# [REQUIRED WORK]
Pull every line of the entries that has the word "Writing".

[Extracted data entries]

☆ ☆ ☆ ☆

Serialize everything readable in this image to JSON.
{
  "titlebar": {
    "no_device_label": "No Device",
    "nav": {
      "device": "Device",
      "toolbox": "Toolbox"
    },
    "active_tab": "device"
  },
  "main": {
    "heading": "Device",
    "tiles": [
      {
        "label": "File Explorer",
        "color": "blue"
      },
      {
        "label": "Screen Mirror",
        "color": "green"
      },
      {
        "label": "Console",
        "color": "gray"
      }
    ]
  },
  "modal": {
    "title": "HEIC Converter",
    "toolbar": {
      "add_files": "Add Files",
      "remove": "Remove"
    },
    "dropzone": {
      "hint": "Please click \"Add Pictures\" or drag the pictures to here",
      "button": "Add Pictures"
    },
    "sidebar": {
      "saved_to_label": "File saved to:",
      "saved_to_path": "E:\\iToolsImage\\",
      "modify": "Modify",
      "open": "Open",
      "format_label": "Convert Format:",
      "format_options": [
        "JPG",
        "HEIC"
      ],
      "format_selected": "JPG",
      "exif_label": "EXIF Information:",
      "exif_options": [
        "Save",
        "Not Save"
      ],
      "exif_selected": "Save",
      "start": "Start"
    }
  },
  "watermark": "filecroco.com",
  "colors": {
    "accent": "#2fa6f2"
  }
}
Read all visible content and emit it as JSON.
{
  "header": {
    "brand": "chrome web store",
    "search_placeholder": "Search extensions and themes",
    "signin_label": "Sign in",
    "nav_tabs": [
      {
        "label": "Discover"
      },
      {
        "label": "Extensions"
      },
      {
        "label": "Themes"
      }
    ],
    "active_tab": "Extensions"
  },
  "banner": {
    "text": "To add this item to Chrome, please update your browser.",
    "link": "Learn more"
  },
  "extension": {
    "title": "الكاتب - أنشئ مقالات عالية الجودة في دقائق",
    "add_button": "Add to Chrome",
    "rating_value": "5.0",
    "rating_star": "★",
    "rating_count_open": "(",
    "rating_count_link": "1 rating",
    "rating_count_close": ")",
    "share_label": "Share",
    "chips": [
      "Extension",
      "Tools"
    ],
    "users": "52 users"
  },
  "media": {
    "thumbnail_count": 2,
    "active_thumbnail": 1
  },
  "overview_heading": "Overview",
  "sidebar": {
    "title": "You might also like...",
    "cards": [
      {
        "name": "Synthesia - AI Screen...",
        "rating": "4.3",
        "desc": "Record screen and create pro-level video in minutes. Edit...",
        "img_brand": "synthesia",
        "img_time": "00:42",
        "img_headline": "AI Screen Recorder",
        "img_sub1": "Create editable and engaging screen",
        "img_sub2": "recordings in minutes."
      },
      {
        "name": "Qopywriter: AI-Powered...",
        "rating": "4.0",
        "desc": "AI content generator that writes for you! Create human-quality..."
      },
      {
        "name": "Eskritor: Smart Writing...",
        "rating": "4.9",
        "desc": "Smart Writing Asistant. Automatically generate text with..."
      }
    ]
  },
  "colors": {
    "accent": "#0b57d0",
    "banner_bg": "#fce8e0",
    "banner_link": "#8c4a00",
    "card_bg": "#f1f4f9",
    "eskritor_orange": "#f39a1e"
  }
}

☆ ☆ ☆ ☆

# [ANSWER TO THIS TASK]
        "name": "Eskritor: Smart Writing...",
        "desc": "Smart Writing Asistant. Automatically generate text with..."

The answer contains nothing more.